## DOCUMENT SECTION
....

Barrier v. Employment Division

563 P.2d 1230 | Or. Ct. App. | 1977

563 P.2d 1230 (1977)
29 Or.App. 387

Kathy E. BARRIER et al., Petitioners,
v.
EMPLOYMENT DIVISION, and the Dalles Cherry Growers, Respondents.

Court of Appeals of Oregon.

Argued and Submitted March 22, 1977.
Decided May 9, 1977.

*1231 Liana Colombo, Eugene, argued the cause for petitioners. With her on the brief was Kulongoski, Heid, Durham & Drummonds, Eugene.

No appearance for respondent, Employment Division.

Nelson D. Atkin, II, Portland, argued the cause for respondent, The Dalles Cherry Growers. With him on the brief were Kenneth E. Jernstedt and Dezendorf, Spears, Lubersky & Campbell, Portland.

Before SCHWAB, C.J., and THORNTON and RICHARDSON, JJ.

RICHARDSON, Judge.

Petitioners appeal a decision of the Employment Appeals Board (Board) finding that they were disqualified to receive unemployment benefits because they were unemployed due to a labor dispute. ORS 657.200(1).

Petitioners were employed by The Dalles Cherry Growers, an employer who processed fresh cherries as they were harvested beginning in late June and during the winter and spring months processed cherries stored in brine. The amount of work and the number of workers needed fluctuated throughout the year. Petitioners had been working in the brine operation in the early months of 1976, but because of a decrease in work were laid off in late March and early April. They expected to return to work when the fresh cherry season began.

The workers in employer's plant, including petitioners, were members of a union and were covered by a collective bargaining agreement. This agreement by its terms was to expire on May 1, 1976. During the early part of 1976 the union and the employer were engaged in efforts to renegotiate the agreement. When negotiations failed to produce an agreement on May 11, 1976, the employes who were still working at the plant went out on strike and began to picket the plant.

....

[Stored items]

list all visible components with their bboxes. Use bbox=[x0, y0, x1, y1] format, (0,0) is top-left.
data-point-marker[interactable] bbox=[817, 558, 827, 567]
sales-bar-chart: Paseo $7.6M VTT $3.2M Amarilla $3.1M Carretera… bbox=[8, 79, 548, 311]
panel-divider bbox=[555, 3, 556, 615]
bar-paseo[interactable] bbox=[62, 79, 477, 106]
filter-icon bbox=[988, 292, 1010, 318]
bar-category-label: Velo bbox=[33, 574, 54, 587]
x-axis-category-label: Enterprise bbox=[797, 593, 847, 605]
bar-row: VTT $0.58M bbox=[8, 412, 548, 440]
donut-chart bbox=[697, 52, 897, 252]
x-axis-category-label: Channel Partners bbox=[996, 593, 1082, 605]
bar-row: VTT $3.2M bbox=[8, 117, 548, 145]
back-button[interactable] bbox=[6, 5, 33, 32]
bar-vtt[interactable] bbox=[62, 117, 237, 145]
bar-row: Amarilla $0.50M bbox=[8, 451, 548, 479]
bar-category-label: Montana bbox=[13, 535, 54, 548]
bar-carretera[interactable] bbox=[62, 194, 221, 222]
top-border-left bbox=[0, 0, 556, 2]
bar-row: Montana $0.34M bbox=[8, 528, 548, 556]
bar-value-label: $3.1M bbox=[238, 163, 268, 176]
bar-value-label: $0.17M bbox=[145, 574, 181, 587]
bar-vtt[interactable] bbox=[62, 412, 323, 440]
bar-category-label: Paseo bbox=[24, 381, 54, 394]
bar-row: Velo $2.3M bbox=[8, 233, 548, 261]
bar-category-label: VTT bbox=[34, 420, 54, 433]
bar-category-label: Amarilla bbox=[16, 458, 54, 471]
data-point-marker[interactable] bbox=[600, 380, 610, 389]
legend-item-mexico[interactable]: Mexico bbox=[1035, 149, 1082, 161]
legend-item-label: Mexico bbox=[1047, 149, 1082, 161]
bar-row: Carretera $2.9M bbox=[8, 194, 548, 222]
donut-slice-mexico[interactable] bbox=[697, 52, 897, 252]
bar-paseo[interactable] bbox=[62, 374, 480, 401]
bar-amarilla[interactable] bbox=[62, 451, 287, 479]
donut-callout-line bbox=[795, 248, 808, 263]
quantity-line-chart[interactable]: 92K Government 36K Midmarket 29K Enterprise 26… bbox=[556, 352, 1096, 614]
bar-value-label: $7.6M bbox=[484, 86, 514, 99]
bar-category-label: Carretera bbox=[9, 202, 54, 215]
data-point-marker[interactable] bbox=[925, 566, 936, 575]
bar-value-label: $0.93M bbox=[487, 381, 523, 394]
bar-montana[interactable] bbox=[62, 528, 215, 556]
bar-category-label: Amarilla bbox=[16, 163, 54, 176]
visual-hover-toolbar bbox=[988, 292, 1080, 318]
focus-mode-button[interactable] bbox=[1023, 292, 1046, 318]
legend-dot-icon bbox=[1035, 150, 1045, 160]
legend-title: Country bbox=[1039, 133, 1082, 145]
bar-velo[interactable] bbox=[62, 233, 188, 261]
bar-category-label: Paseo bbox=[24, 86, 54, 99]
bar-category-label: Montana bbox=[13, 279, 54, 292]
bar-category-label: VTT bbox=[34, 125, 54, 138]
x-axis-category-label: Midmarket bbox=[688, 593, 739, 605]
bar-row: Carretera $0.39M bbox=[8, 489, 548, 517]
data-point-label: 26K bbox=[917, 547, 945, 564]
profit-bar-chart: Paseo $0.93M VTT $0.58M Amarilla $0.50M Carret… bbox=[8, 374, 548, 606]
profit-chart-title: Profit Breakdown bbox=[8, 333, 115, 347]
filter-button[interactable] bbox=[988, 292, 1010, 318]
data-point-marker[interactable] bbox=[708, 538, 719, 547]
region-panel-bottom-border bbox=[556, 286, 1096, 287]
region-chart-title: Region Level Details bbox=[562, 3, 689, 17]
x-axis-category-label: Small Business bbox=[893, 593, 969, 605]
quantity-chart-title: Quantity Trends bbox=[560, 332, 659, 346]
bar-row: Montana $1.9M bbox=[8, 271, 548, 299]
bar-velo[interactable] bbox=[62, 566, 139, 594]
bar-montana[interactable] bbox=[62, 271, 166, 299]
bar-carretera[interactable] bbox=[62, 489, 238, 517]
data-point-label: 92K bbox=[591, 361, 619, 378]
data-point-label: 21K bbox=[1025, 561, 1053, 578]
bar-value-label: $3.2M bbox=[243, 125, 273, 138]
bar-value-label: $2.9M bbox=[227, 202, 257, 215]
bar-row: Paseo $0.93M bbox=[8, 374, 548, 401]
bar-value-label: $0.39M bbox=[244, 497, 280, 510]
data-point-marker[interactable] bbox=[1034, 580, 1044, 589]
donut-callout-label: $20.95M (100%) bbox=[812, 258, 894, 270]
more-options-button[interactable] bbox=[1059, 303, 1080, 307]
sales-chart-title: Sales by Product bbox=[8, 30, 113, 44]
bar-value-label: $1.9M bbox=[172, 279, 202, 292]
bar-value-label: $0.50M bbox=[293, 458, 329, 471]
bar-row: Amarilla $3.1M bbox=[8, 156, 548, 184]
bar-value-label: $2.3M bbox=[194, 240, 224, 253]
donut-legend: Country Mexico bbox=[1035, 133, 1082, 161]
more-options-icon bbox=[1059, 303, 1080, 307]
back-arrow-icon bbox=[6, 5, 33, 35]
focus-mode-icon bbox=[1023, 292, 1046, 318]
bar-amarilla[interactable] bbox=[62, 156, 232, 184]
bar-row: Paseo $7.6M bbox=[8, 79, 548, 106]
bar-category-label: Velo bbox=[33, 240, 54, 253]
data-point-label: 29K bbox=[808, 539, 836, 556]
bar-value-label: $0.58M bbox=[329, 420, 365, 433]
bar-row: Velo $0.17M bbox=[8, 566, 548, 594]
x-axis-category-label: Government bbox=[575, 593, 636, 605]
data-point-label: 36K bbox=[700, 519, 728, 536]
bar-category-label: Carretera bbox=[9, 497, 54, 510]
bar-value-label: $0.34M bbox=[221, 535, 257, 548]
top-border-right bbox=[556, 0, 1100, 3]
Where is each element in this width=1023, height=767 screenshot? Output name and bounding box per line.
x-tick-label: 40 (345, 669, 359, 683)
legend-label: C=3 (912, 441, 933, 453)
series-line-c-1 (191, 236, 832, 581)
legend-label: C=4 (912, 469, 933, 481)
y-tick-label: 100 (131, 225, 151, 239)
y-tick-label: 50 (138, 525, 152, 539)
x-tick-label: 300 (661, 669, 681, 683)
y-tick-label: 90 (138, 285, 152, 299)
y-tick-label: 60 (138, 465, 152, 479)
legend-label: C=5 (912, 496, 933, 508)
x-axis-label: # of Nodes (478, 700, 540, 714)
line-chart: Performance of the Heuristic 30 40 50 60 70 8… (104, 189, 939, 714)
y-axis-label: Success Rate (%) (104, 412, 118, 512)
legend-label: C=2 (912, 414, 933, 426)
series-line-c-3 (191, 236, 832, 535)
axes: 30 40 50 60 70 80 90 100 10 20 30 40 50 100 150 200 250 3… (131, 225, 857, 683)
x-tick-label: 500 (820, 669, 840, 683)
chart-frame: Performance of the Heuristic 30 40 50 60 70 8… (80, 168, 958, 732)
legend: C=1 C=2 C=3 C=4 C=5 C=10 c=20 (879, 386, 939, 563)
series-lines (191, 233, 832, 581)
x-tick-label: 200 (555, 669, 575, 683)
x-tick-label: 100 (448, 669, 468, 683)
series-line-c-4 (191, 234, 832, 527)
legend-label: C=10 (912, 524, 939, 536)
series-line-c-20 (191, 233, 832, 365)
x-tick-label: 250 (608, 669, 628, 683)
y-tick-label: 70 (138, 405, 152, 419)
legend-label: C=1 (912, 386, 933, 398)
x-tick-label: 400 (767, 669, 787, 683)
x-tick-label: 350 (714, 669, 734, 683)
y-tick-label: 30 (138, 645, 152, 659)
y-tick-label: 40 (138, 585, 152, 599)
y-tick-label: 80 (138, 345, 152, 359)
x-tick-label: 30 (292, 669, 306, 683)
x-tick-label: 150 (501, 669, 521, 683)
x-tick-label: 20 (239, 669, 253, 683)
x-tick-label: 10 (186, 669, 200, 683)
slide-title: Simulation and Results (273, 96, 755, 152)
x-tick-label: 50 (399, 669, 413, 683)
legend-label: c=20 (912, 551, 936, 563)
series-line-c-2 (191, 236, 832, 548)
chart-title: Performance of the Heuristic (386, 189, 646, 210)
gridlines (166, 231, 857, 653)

....

## TO-DO LIST
• 1. Reproduce the part of the court opinion that opens with the words "Argued and Submitted" and closes with "respondent, Employment Division.", substituting "Salem" for "Eugene".
• 2. Duplicate the listing from its first line through the line that contains "bar-category-label: Amarilla bbox=[16, 458, 54, 471]", including both ends.
The court opinion and the listing have no connection to each other.

## ANSWERS FOR THIS EXERCISE
• 1.
Argued and Submitted March 22, 1977.
Decided May 9, 1977.

*1231 Liana Colombo, Salem, argued the cause for petitioners. With her on the brief was Kulongoski, Heid, Durham & Drummonds, Salem.

No appearance for respondent, Employment Division.

• 2.
list all visible components with their bboxes. Use bbox=[x0, y0, x1, y1] format, (0,0) is top-left.
data-point-marker[interactable] bbox=[817, 558, 827, 567]
sales-bar-chart: Paseo $7.6M VTT $3.2M Amarilla $3.1M Carretera… bbox=[8, 79, 548, 311]
panel-divider bbox=[555, 3, 556, 615]
bar-paseo[interactable] bbox=[62, 79, 477, 106]
filter-icon bbox=[988, 292, 1010, 318]
bar-category-label: Velo bbox=[33, 574, 54, 587]
x-axis-category-label: Enterprise bbox=[797, 593, 847, 605]
bar-row: VTT $0.58M bbox=[8, 412, 548, 440]
donut-chart bbox=[697, 52, 897, 252]
x-axis-category-label: Channel Partners bbox=[996, 593, 1082, 605]
bar-row: VTT $3.2M bbox=[8, 117, 548, 145]
back-button[interactable] bbox=[6, 5, 33, 32]
bar-vtt[interactable] bbox=[62, 117, 237, 145]
bar-row: Amarilla $0.50M bbox=[8, 451, 548, 479]
bar-category-label: Montana bbox=[13, 535, 54, 548]
bar-carretera[interactable] bbox=[62, 194, 221, 222]
top-border-left bbox=[0, 0, 556, 2]
bar-row: Montana $0.34M bbox=[8, 528, 548, 556]
bar-value-label: $3.1M bbox=[238, 163, 268, 176]
bar-value-label: $0.17M bbox=[145, 574, 181, 587]
bar-vtt[interactable] bbox=[62, 412, 323, 440]
bar-category-label: Paseo bbox=[24, 381, 54, 394]
bar-row: Velo $2.3M bbox=[8, 233, 548, 261]
bar-category-label: VTT bbox=[34, 420, 54, 433]
bar-category-label: Amarilla bbox=[16, 458, 54, 471]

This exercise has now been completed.